Data items
-*-*-
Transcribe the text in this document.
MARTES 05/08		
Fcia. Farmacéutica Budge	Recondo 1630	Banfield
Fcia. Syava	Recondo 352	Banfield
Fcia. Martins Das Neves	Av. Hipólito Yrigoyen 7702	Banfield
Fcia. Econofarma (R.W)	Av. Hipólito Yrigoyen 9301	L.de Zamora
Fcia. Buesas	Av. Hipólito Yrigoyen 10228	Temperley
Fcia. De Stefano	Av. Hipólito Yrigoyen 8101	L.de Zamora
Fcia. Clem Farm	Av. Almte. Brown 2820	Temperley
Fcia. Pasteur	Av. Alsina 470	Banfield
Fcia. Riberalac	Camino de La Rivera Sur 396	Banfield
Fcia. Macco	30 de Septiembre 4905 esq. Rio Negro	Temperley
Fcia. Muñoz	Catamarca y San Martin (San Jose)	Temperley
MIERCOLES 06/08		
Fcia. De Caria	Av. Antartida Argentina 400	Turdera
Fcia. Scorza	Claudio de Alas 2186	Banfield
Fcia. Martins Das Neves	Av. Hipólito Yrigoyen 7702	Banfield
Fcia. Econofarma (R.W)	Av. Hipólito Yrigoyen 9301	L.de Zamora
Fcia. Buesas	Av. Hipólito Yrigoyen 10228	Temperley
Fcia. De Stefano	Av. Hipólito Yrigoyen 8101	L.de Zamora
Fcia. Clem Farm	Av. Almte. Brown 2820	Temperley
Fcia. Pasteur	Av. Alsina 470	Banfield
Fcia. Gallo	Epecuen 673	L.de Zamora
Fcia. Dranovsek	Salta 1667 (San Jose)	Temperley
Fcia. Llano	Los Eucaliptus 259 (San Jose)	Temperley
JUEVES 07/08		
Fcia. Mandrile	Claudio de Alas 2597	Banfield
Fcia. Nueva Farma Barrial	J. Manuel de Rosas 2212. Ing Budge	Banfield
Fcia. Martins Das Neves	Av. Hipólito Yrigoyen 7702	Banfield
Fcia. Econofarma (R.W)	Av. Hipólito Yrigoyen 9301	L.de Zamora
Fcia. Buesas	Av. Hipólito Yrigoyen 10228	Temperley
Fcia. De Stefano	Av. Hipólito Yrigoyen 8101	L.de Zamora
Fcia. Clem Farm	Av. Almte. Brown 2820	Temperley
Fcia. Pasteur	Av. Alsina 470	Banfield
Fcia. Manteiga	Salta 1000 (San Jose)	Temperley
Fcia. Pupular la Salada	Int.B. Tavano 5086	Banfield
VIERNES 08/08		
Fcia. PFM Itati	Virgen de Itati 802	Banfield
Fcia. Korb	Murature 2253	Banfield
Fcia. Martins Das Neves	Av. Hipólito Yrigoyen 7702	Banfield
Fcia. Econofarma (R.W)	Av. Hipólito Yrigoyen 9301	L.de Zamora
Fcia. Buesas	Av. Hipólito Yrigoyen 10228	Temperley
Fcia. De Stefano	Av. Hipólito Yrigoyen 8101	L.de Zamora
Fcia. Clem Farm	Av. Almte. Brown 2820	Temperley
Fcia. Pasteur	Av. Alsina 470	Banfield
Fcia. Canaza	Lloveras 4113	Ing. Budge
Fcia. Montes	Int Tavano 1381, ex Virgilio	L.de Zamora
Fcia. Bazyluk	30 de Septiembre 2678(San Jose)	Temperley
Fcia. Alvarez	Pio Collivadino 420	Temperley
-*-*-
§ **WRITTEN EXERCISE**
In the material above, find the lines that contain "Septiembre" and show them.

§ **RESULT OF THE TASK**
Fcia. Macco	30 de Septiembre 4905 esq. Rio Negro	Temperley
Fcia. Bazyluk	30 de Septiembre 2678(San Jose)	Temperley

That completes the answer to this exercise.